[start of THE DATA]

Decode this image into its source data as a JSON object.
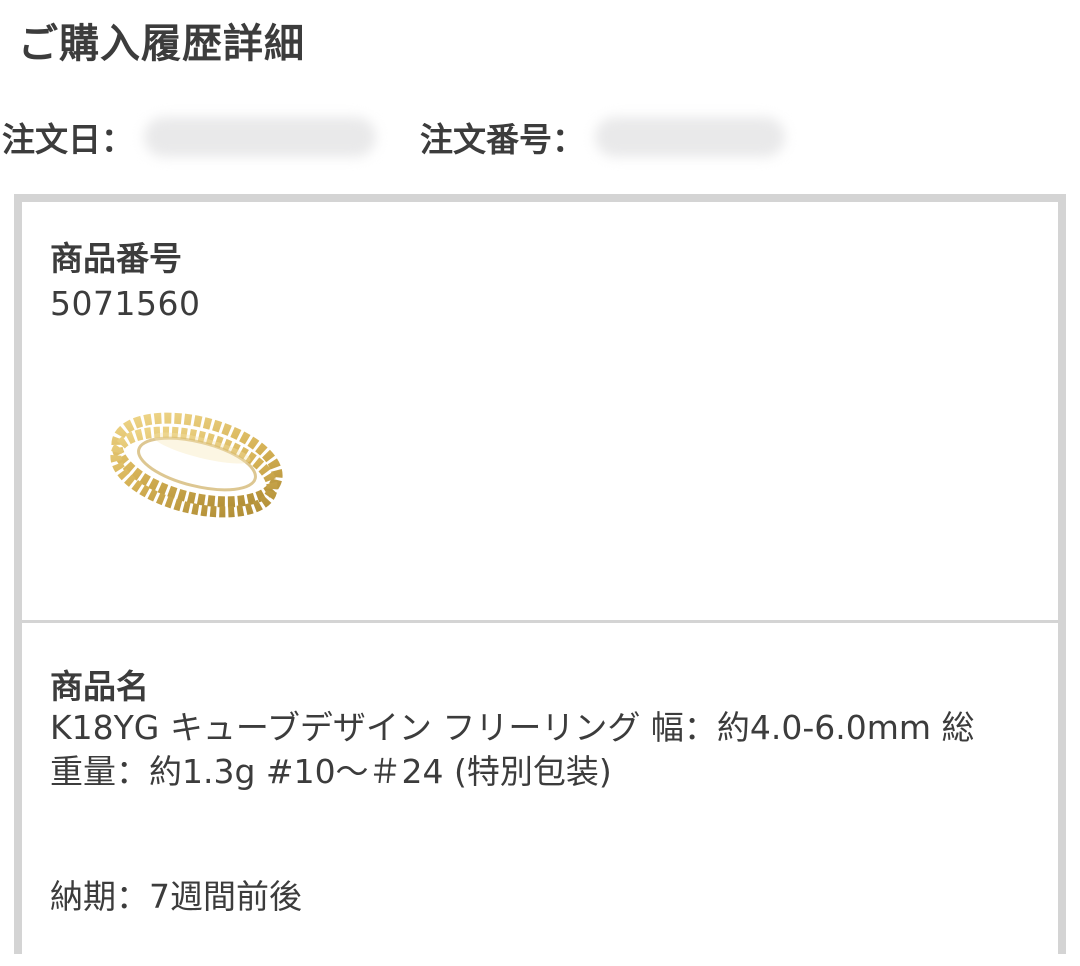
{
  "header": {
    "title": "ご購入履歴詳細"
  },
  "order_meta": {
    "date_label": "注文日：",
    "number_label": "注文番号："
  },
  "product": {
    "number_label": "商品番号",
    "number_value": "5071560",
    "name_label": "商品名",
    "name_value": "K18YG キューブデザイン フリーリング 幅：約4.0-6.0mm 総重量：約1.3g #10〜＃24 (特別包装)",
    "delivery": "納期：7週間前後"
  },
  "colors": {
    "border": "#d4d4d4",
    "text": "#3c3c3c",
    "ring_gold": "#d9b960"
  },
  "icons": {
    "product_image": "gold-ring-image"
  }
}
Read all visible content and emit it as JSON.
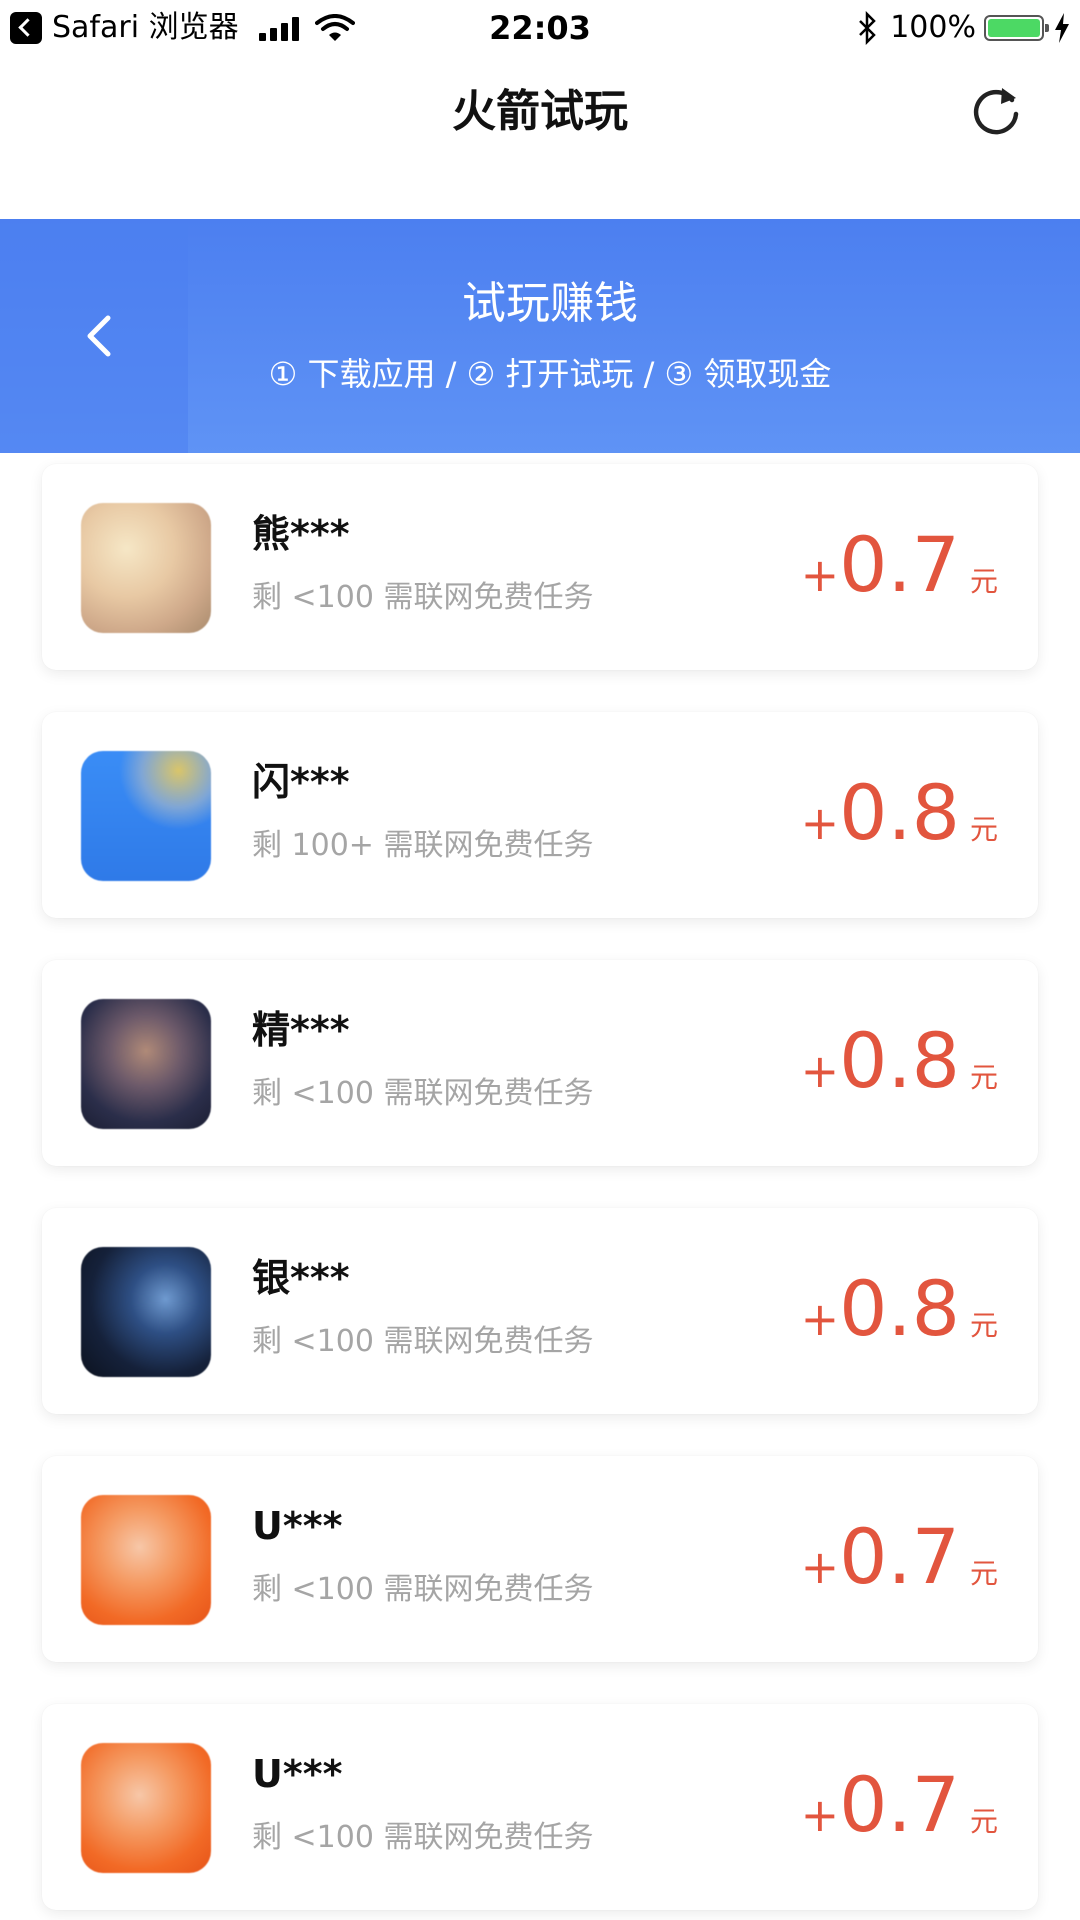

[end of THE DATA]

Take the listing above and print it exactly, apart from the pictures.

EXPECTED ANSWER:
Decode this image into its source data as a JSON object.
{
  "header": {
    "title": "ご購入履歴詳細"
  },
  "order_meta": {
    "date_label": "注文日：",
    "number_label": "注文番号："
  },
  "product": {
    "number_label": "商品番号",
    "number_value": "5071560",
    "name_label": "商品名",
    "name_value": "K18YG キューブデザイン フリーリング 幅：約4.0-6.0mm 総重量：約1.3g #10〜＃24 (特別包装)",
    "delivery": "納期：7週間前後"
  },
  "colors": {
    "border": "#d4d4d4",
    "text": "#3c3c3c",
    "ring_gold": "#d9b960"
  },
  "icons": {
    "product_image": "gold-ring-image"
  }
}
Read all visible content and emit it as JSON.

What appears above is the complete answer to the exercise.